INSTRUCTION: Give the number of lines below that contain "name", with no other output.

--- MATERIALS PROVIDED ---

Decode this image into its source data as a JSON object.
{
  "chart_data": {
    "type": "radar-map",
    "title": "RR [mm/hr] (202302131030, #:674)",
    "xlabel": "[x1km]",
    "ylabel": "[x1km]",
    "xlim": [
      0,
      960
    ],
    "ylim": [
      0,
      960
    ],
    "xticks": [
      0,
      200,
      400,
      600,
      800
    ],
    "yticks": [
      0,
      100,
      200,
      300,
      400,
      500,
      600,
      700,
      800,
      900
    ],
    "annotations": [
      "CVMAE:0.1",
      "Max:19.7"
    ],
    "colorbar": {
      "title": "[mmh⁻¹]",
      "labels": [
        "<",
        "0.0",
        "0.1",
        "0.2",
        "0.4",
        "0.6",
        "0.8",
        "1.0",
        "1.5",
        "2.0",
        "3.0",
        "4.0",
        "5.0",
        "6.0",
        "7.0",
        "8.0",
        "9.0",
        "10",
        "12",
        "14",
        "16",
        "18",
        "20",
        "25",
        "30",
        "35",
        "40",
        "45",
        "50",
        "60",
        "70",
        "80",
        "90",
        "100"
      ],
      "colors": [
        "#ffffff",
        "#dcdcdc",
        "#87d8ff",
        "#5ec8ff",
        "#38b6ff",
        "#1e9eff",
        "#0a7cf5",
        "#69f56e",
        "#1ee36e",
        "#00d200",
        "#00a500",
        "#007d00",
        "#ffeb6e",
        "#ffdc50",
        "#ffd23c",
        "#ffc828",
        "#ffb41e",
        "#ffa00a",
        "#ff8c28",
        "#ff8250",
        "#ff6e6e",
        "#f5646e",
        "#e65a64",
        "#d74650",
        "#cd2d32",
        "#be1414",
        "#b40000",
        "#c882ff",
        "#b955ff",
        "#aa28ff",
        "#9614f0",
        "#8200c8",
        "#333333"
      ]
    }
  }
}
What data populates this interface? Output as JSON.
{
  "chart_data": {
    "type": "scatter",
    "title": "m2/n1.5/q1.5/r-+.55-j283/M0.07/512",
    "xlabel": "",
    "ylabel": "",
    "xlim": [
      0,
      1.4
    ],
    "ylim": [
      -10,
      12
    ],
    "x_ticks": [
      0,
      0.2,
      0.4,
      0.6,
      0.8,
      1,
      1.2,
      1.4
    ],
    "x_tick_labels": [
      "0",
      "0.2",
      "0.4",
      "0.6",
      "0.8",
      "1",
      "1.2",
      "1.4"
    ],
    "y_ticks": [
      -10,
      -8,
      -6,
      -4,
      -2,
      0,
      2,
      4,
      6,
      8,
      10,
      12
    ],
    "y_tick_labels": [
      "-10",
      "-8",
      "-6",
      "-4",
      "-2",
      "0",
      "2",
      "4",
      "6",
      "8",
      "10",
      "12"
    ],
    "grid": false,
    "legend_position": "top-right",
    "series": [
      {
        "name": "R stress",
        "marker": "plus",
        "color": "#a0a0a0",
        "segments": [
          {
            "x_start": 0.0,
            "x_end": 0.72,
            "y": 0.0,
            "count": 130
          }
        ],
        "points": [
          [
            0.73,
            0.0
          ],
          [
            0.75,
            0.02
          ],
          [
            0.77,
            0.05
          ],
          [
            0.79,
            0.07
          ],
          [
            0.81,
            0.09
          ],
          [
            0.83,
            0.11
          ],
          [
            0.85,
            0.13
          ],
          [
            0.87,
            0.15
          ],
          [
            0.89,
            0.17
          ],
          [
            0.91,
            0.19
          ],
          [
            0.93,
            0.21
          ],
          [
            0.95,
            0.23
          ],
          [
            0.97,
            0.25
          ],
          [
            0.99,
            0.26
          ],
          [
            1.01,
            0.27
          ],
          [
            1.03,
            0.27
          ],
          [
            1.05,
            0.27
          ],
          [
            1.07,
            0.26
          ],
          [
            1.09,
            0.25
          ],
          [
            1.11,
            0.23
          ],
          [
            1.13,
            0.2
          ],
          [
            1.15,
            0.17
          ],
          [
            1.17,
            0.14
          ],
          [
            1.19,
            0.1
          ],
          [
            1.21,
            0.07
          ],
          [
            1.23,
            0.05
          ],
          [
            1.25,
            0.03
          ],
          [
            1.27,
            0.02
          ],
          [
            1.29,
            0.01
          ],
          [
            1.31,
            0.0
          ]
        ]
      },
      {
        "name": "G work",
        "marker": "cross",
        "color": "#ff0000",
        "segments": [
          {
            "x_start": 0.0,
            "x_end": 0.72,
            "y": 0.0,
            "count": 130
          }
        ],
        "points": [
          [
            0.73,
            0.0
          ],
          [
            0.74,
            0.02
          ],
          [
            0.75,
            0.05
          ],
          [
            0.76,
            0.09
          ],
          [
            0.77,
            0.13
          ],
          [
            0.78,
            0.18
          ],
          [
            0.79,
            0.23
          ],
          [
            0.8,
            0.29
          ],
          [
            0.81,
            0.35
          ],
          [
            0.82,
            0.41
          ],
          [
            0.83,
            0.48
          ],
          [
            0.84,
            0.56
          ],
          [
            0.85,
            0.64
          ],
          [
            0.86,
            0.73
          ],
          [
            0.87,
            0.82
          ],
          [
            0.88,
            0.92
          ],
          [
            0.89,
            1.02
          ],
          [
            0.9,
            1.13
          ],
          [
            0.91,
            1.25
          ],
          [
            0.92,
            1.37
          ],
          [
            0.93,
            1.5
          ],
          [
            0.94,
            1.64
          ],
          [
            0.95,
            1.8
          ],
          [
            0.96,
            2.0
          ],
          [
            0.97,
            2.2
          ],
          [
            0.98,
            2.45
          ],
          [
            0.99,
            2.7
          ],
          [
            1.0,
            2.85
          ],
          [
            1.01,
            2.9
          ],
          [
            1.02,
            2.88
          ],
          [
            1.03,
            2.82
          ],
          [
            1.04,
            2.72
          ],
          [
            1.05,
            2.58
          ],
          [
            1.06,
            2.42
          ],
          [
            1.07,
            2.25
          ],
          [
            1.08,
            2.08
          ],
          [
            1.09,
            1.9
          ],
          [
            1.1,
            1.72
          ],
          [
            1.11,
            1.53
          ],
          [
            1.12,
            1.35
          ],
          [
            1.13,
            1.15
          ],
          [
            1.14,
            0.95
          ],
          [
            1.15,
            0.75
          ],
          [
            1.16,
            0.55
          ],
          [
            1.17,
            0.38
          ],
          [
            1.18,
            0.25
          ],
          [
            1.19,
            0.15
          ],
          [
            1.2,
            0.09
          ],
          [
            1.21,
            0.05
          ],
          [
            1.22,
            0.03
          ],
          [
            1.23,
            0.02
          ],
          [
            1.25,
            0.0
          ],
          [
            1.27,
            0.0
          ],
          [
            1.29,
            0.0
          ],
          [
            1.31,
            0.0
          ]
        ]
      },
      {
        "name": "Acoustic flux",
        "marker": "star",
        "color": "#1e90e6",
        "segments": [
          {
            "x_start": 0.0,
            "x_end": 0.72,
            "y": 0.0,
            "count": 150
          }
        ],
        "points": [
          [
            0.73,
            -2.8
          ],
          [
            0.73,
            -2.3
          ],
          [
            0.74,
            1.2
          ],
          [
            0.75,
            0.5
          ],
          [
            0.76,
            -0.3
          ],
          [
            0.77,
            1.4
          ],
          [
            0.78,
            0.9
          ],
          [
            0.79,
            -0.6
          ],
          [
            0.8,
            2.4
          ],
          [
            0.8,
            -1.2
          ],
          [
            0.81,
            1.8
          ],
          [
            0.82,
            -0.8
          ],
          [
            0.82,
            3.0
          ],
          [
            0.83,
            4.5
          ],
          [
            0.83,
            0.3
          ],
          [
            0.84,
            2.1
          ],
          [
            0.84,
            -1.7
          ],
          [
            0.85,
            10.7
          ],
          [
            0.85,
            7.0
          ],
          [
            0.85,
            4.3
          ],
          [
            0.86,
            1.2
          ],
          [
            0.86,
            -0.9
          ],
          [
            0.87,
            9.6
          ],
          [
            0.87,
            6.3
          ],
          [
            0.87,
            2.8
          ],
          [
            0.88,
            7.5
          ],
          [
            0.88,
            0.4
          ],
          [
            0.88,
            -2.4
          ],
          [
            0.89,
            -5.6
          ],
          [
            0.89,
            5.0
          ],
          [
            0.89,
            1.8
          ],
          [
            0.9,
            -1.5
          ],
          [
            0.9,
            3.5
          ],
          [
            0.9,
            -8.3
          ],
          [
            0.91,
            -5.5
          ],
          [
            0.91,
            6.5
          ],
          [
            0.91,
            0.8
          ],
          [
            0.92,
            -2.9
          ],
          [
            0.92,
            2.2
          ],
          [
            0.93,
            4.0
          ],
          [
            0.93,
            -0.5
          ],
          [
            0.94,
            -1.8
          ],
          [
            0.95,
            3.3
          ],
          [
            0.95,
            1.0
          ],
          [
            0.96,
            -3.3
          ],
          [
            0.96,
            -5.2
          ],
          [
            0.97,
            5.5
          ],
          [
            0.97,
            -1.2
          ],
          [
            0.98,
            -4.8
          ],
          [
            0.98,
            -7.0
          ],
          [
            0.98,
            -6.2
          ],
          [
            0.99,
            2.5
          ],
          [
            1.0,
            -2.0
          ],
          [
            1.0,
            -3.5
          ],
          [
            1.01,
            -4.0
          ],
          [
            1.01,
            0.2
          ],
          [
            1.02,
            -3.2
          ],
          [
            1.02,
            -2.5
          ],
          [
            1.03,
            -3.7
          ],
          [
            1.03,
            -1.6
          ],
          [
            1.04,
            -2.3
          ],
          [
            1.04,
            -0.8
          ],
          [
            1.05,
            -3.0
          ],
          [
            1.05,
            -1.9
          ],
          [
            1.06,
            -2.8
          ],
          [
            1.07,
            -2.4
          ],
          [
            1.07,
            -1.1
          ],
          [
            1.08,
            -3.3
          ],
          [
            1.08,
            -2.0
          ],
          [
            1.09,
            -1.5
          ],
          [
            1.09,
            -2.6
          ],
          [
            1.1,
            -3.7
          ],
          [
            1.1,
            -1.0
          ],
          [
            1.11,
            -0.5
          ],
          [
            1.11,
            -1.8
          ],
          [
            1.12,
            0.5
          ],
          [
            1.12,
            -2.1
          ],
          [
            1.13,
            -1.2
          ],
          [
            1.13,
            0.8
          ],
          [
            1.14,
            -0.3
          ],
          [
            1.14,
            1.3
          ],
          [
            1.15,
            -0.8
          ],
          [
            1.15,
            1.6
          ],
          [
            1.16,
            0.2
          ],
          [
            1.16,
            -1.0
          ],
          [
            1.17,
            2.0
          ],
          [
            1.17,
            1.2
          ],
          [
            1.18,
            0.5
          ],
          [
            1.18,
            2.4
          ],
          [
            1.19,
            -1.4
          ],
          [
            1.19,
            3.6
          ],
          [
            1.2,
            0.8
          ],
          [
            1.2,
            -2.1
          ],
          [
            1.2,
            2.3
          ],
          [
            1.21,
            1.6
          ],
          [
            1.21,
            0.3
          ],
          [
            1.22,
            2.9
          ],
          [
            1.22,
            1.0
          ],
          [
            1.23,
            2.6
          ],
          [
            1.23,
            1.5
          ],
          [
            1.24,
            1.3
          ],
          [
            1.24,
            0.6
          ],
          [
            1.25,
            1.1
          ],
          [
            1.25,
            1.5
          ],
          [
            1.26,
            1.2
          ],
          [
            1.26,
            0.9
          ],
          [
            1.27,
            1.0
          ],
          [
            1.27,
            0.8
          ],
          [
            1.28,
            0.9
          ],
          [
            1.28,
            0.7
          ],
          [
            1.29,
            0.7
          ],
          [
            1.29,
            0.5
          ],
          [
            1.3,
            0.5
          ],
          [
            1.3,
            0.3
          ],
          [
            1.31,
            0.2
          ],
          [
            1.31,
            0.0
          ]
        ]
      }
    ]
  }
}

---

OUTPUT: 3